**Task description:**
Copy all entries without alteration and skip the pictures they hold.
───── Records for the task ─────
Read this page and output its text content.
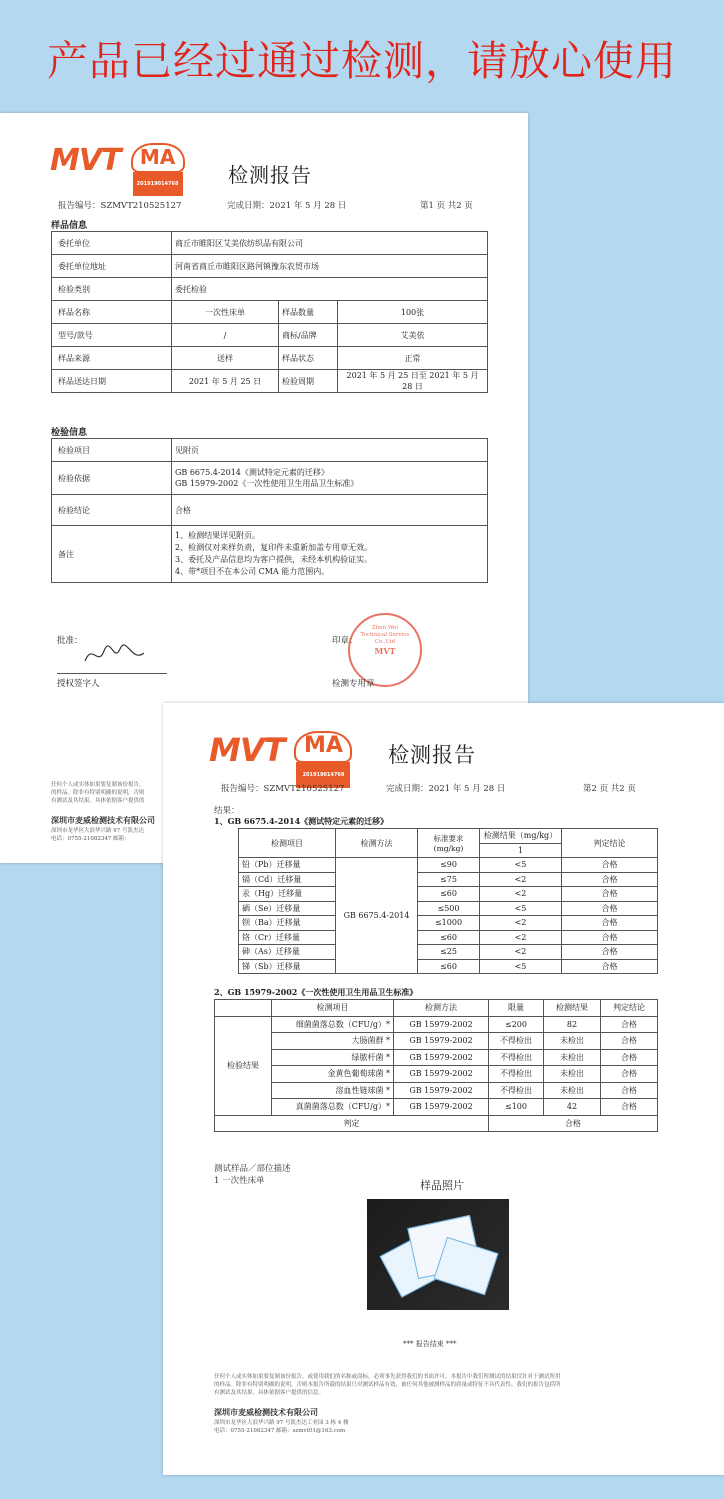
产品已经过通过检测，请放心使用
MVT MA
201919014768 检测报告
报告编号：SZMVT210525127	完成日期：2021 年 5 月 28 日	第1 页 共2 页
样品信息
委托单位	商丘市睢阳区艾美依纺织品有限公司		
委托单位地址	河南省商丘市睢阳区路河镇豫东农贸市场		
检验类别	委托检验		
样品名称	一次性床单	样品数量	100张
型号/款号	/	商标/品牌	艾美依
样品来源	送样	样品状态	正常
样品送达日期	2021 年 5 月 25 日	检验周期	2021 年 5 月 25 日至 2021 年 5 月 28 日
检验信息
检验项目	见附页
检验依据	GB 6675.4-2014《测试特定元素的迁移》
GB 15979-2002《一次性使用卫生用品卫生标准》

检验结论	合格
备注	1、检测结果详见附页。
2、检测仅对来样负责，复印件未重新加盖专用章无效。
3、委托及产品信息均为客户提供，未经本机构验证实。
4、带*项目不在本公司 CMA 能力范围内。
批准：
授权签字人
印章：
Zhen Wei Technical Service Co.,Ltd
MVT
检测专用章
任何个人或实体如果要复制该份报告，
的样品。除非有特别明确的说明，否则
有测试及其结果。具体依据客户提供的
深圳市麦威检测技术有限公司
深圳市龙华区大浪华兴路 97 号凯杰达
电话：0755-21082347 邮箱：
MVT MA
201919014768
检测报告
报告编号：SZMVT210525127	完成日期：2021 年 5 月 28 日	第2 页 共2 页
结果：
1、GB 6675.4-2014《测试特定元素的迁移》
检测项目	检测方法	标准要求(mg/kg)	检测结果（mg/kg）	判定结论
			1	
铅（Pb）迁移量	GB 6675.4-2014	≤90	<5	合格
镉（Cd）迁移量		≤75	<2	合格
汞（Hg）迁移量		≤60	<2	合格
硒（Se）迁移量		≤500	<5	合格
钡（Ba）迁移量		≤1000	<2	合格
铬（Cr）迁移量		≤60	<2	合格
砷（As）迁移量		≤25	<2	合格
锑（Sb）迁移量		≤60	<5	合格
2、GB 15979-2002《一次性使用卫生用品卫生标准》
	检测项目	检测方法	限量	检测结果	判定结论
检验结果	细菌菌落总数（CFU/g）*	GB 15979-2002	≤200	82	合格
	大肠菌群 *	GB 15979-2002	不得检出	未检出	合格
	绿脓杆菌 *	GB 15979-2002	不得检出	未检出	合格
	金黄色葡萄球菌 *	GB 15979-2002	不得检出	未检出	合格
	溶血性链球菌 *	GB 15979-2002	不得检出	未检出	合格
	真菌菌落总数（CFU/g）*	GB 15979-2002	≤100	42	合格
判定			合格		
测试样品／部位描述
1 一次性床单	样品照片
*** 报告结束 ***
任何个人或实体如果要复制该份报告，或使用我们的名称或商标，必须事先获得我们的书面许可。本报告中我们所测试的结果仅针对于测试所用
的样品。除非有特别明确的说明，否则本报告所载的结果只对测试样品有效，被任何其他被测样品的质量或特征不具代表性。我们的报告包括所
有测试及其结果。具体依据客户提供的信息。
深圳市麦威检测技术有限公司
深圳市龙华区大浪华兴路 97 号凯杰达工业园 3 栋 4 楼
电话：0755-21082347 邮箱：szmvt01@163.com
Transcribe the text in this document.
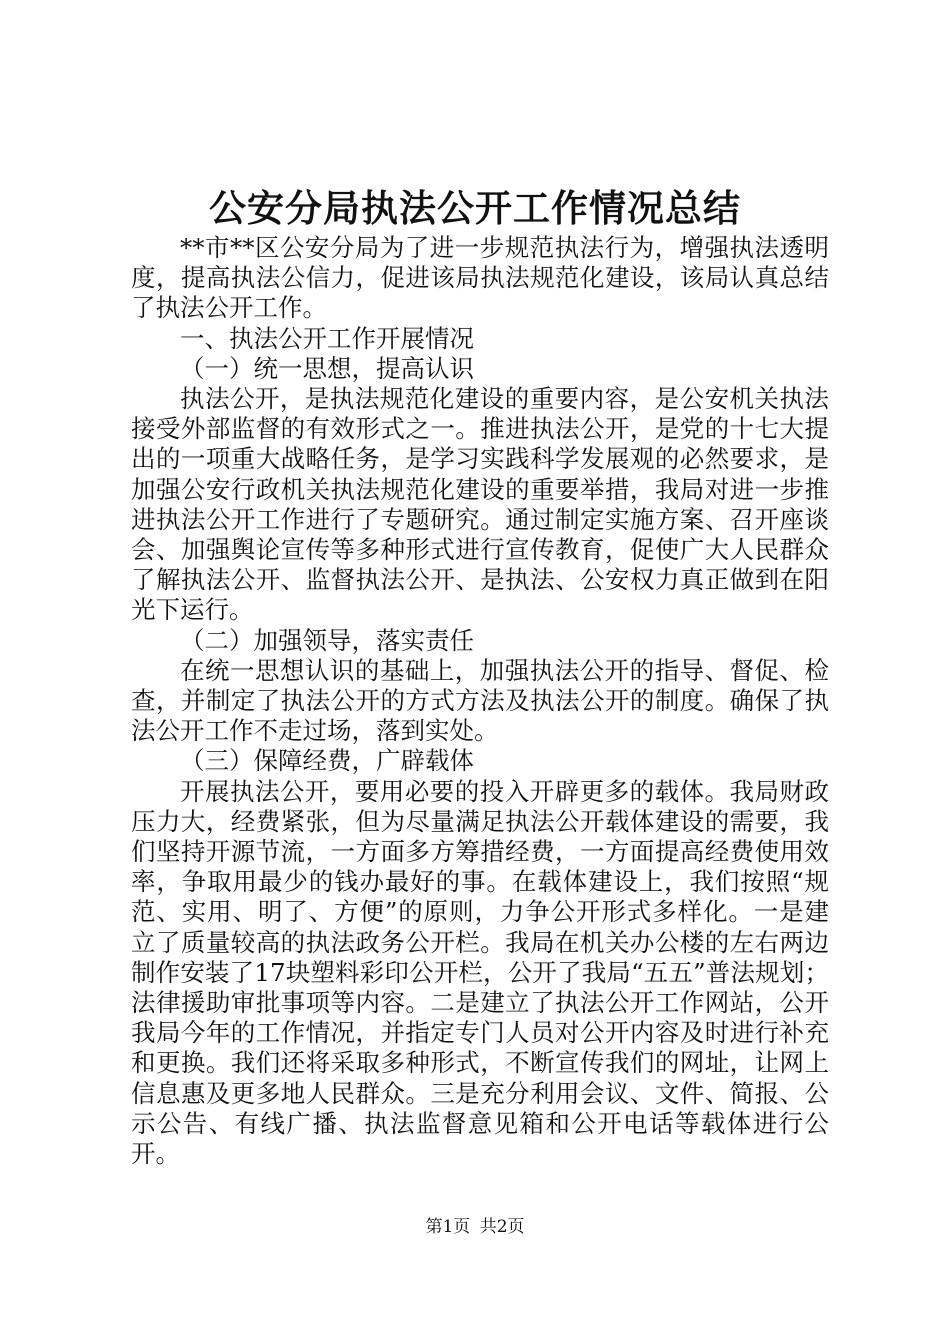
公安分局执法公开工作情况总结

**市**区公安分局为了进一步规范执法行为，增强执法透明度，提高执法公信力，促进该局执法规范化建设，该局认真总结了执法公开工作。

一、执法公开工作开展情况

（一）统一思想，提高认识

执法公开，是执法规范化建设的重要内容，是公安机关执法接受外部监督的有效形式之一。推进执法公开，是党的十七大提出的一项重大战略任务，是学习实践科学发展观的必然要求，是加强公安行政机关执法规范化建设的重要举措，我局对进一步推进执法公开工作进行了专题研究。通过制定实施方案、召开座谈会、加强舆论宣传等多种形式进行宣传教育，促使广大人民群众了解执法公开、监督执法公开、是执法、公安权力真正做到在阳光下运行。

（二）加强领导，落实责任

在统一思想认识的基础上，加强执法公开的指导、督促、检查，并制定了执法公开的方式方法及执法公开的制度。确保了执法公开工作不走过场，落到实处。

（三）保障经费，广辟载体

开展执法公开，要用必要的投入开辟更多的载体。我局财政压力大，经费紧张，但为尽量满足执法公开载体建设的需要，我们坚持开源节流，一方面多方筹措经费，一方面提高经费使用效率，争取用最少的钱办最好的事。在载体建设上，我们按照“规范、实用、明了、方便”的原则，力争公开形式多样化。一是建立了质量较高的执法政务公开栏。我局在机关办公楼的左右两边制作安装了17块塑料彩印公开栏，公开了我局“五五”普法规划；法律援助审批事项等内容。二是建立了执法公开工作网站，公开我局今年的工作情况，并指定专门人员对公开内容及时进行补充和更换。我们还将采取多种形式，不断宣传我们的网址，让网上信息惠及更多地人民群众。三是充分利用会议、文件、简报、公示公告、有线广播、执法监督意见箱和公开电话等载体进行公开。

第1页 共2页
─────
**Answer for the task:**
Read this page and output its text content.
产品已经过通过检测，请放心使用
MVT MA
201919014768 检测报告
报告编号：SZMVT210525127	完成日期：2021 年 5 月 28 日	第1 页 共2 页
样品信息
委托单位	商丘市睢阳区艾美依纺织品有限公司		
委托单位地址	河南省商丘市睢阳区路河镇豫东农贸市场		
检验类别	委托检验		
样品名称	一次性床单	样品数量	100张
型号/款号	/	商标/品牌	艾美依
样品来源	送样	样品状态	正常
样品送达日期	2021 年 5 月 25 日	检验周期	2021 年 5 月 25 日至 2021 年 5 月 28 日
检验信息
检验项目	见附页
检验依据	GB 6675.4-2014《测试特定元素的迁移》
GB 15979-2002《一次性使用卫生用品卫生标准》

检验结论	合格
备注	1、检测结果详见附页。
2、检测仅对来样负责，复印件未重新加盖专用章无效。
3、委托及产品信息均为客户提供，未经本机构验证实。
4、带*项目不在本公司 CMA 能力范围内。
批准：
授权签字人
印章：
Zhen Wei Technical Service Co.,Ltd
MVT
检测专用章
任何个人或实体如果要复制该份报告，
的样品。除非有特别明确的说明，否则
有测试及其结果。具体依据客户提供的
深圳市麦威检测技术有限公司
深圳市龙华区大浪华兴路 97 号凯杰达
电话：0755-21082347 邮箱：
MVT MA
201919014768
检测报告
报告编号：SZMVT210525127	完成日期：2021 年 5 月 28 日	第2 页 共2 页
结果：
1、GB 6675.4-2014《测试特定元素的迁移》
检测项目	检测方法	标准要求(mg/kg)	检测结果（mg/kg）	判定结论
			1	
铅（Pb）迁移量	GB 6675.4-2014	≤90	<5	合格
镉（Cd）迁移量		≤75	<2	合格
汞（Hg）迁移量		≤60	<2	合格
硒（Se）迁移量		≤500	<5	合格
钡（Ba）迁移量		≤1000	<2	合格
铬（Cr）迁移量		≤60	<2	合格
砷（As）迁移量		≤25	<2	合格
锑（Sb）迁移量		≤60	<5	合格
2、GB 15979-2002《一次性使用卫生用品卫生标准》
	检测项目	检测方法	限量	检测结果	判定结论
检验结果	细菌菌落总数（CFU/g）*	GB 15979-2002	≤200	82	合格
	大肠菌群 *	GB 15979-2002	不得检出	未检出	合格
	绿脓杆菌 *	GB 15979-2002	不得检出	未检出	合格
	金黄色葡萄球菌 *	GB 15979-2002	不得检出	未检出	合格
	溶血性链球菌 *	GB 15979-2002	不得检出	未检出	合格
	真菌菌落总数（CFU/g）*	GB 15979-2002	≤100	42	合格
判定			合格		
测试样品／部位描述
1 一次性床单	样品照片
*** 报告结束 ***
任何个人或实体如果要复制该份报告，或使用我们的名称或商标，必须事先获得我们的书面许可。本报告中我们所测试的结果仅针对于测试所用
的样品。除非有特别明确的说明，否则本报告所载的结果只对测试样品有效，被任何其他被测样品的质量或特征不具代表性。我们的报告包括所
有测试及其结果。具体依据客户提供的信息。
深圳市麦威检测技术有限公司
深圳市龙华区大浪华兴路 97 号凯杰达工业园 3 栋 4 楼
电话：0755-21082347 邮箱：szmvt01@163.com
Transcribe the text in this document.
公安分局执法公开工作情况总结

**市**区公安分局为了进一步规范执法行为，增强执法透明度，提高执法公信力，促进该局执法规范化建设，该局认真总结了执法公开工作。

一、执法公开工作开展情况

（一）统一思想，提高认识

执法公开，是执法规范化建设的重要内容，是公安机关执法接受外部监督的有效形式之一。推进执法公开，是党的十七大提出的一项重大战略任务，是学习实践科学发展观的必然要求，是加强公安行政机关执法规范化建设的重要举措，我局对进一步推进执法公开工作进行了专题研究。通过制定实施方案、召开座谈会、加强舆论宣传等多种形式进行宣传教育，促使广大人民群众了解执法公开、监督执法公开、是执法、公安权力真正做到在阳光下运行。

（二）加强领导，落实责任

在统一思想认识的基础上，加强执法公开的指导、督促、检查，并制定了执法公开的方式方法及执法公开的制度。确保了执法公开工作不走过场，落到实处。

（三）保障经费，广辟载体

开展执法公开，要用必要的投入开辟更多的载体。我局财政压力大，经费紧张，但为尽量满足执法公开载体建设的需要，我们坚持开源节流，一方面多方筹措经费，一方面提高经费使用效率，争取用最少的钱办最好的事。在载体建设上，我们按照“规范、实用、明了、方便”的原则，力争公开形式多样化。一是建立了质量较高的执法政务公开栏。我局在机关办公楼的左右两边制作安装了17块塑料彩印公开栏，公开了我局“五五”普法规划；法律援助审批事项等内容。二是建立了执法公开工作网站，公开我局今年的工作情况，并指定专门人员对公开内容及时进行补充和更换。我们还将采取多种形式，不断宣传我们的网址，让网上信息惠及更多地人民群众。三是充分利用会议、文件、简报、公示公告、有线广播、执法监督意见箱和公开电话等载体进行公开。

第1页 共2页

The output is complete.